> _WHAT THE TASK REQUIRES_: With the pictures excluded, retype the records that follow exactly.

________

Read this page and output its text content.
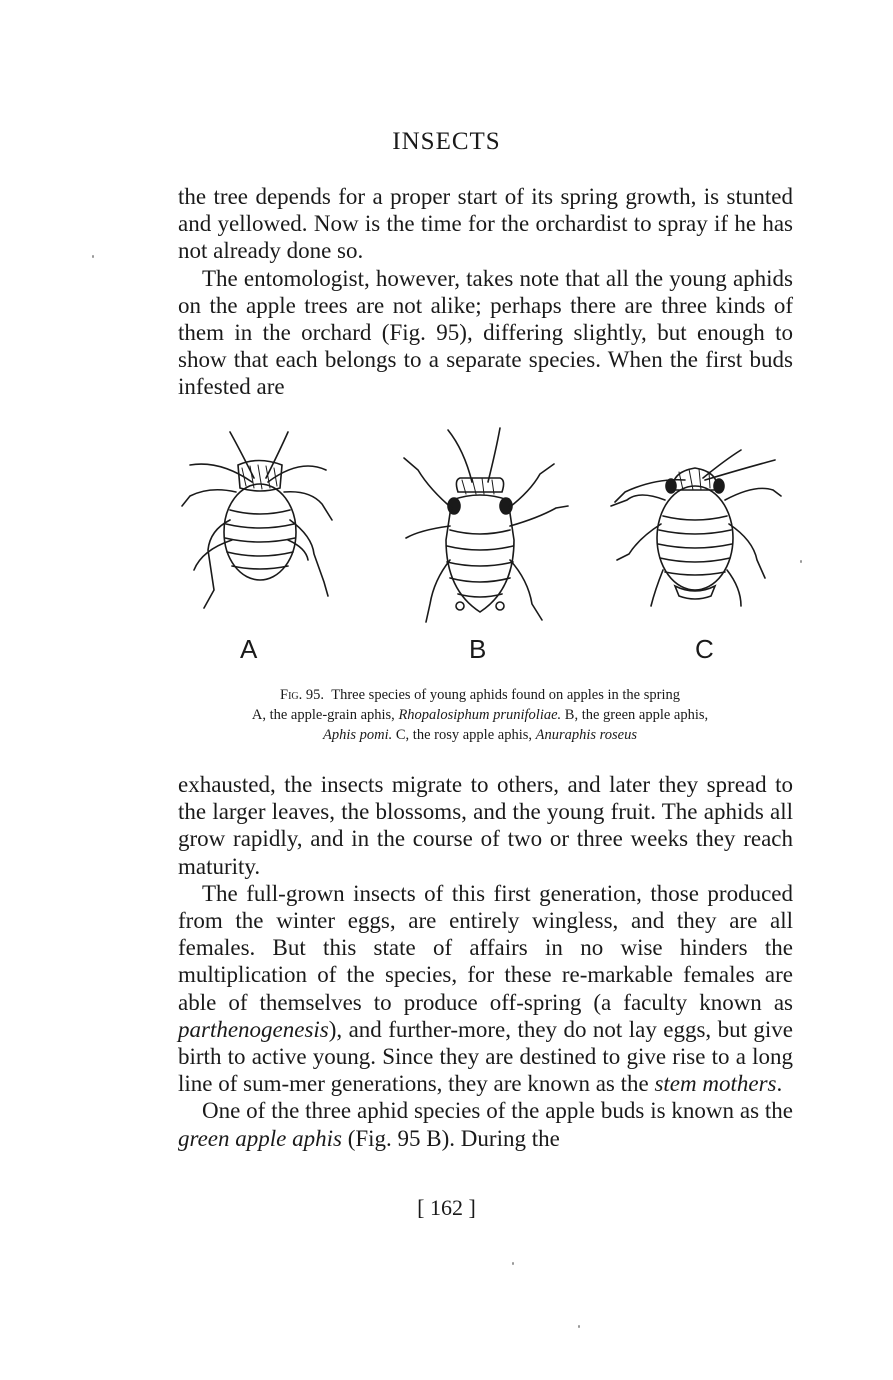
INSECTS

the tree depends for a proper start of its spring growth, is stunted and yellowed. Now is the time for the orchardist to spray if he has not already done so.

The entomologist, however, takes note that all the young aphids on the apple trees are not alike; perhaps there are three kinds of them in the orchard (Fig. 95), differing slightly, but enough to show that each belongs to a separate species. When the first buds infested are

A	B	C
Fig. 95. Three species of young aphids found on apples in the spring
A, the apple-grain aphis, Rhopalosiphum prunifoliae. B, the green apple aphis,
Aphis pomi. C, the rosy apple aphis, Anuraphis roseus

exhausted, the insects migrate to others, and later they spread to the larger leaves, the blossoms, and the young fruit. The aphids all grow rapidly, and in the course of two or three weeks they reach maturity.

The full-grown insects of this first generation, those produced from the winter eggs, are entirely wingless, and they are all females. But this state of affairs in no wise hinders the multiplication of the species, for these re-markable females are able of themselves to produce off-spring (a faculty known as parthenogenesis), and further-more, they do not lay eggs, but give birth to active young. Since they are destined to give rise to a long line of sum-mer generations, they are known as the stem mothers.

One of the three aphid species of the apple buds is known as the green apple aphis (Fig. 95 B). During the

[ 162 ]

________

> _ANSWER TO THE EXERCISE_:
Read this page and output its text content.
INSECTS

the tree depends for a proper start of its spring growth, is stunted and yellowed. Now is the time for the orchardist to spray if he has not already done so.

The entomologist, however, takes note that all the young aphids on the apple trees are not alike; perhaps there are three kinds of them in the orchard (Fig. 95), differing slightly, but enough to show that each belongs to a separate species. When the first buds infested are

A	B	C
Fig. 95. Three species of young aphids found on apples in the spring
A, the apple-grain aphis, Rhopalosiphum prunifoliae. B, the green apple aphis,
Aphis pomi. C, the rosy apple aphis, Anuraphis roseus

exhausted, the insects migrate to others, and later they spread to the larger leaves, the blossoms, and the young fruit. The aphids all grow rapidly, and in the course of two or three weeks they reach maturity.

The full-grown insects of this first generation, those produced from the winter eggs, are entirely wingless, and they are all females. But this state of affairs in no wise hinders the multiplication of the species, for these re-markable females are able of themselves to produce off-spring (a faculty known as parthenogenesis), and further-more, they do not lay eggs, but give birth to active young. Since they are destined to give rise to a long line of sum-mer generations, they are known as the stem mothers.

One of the three aphid species of the apple buds is known as the green apple aphis (Fig. 95 B). During the

[ 162 ]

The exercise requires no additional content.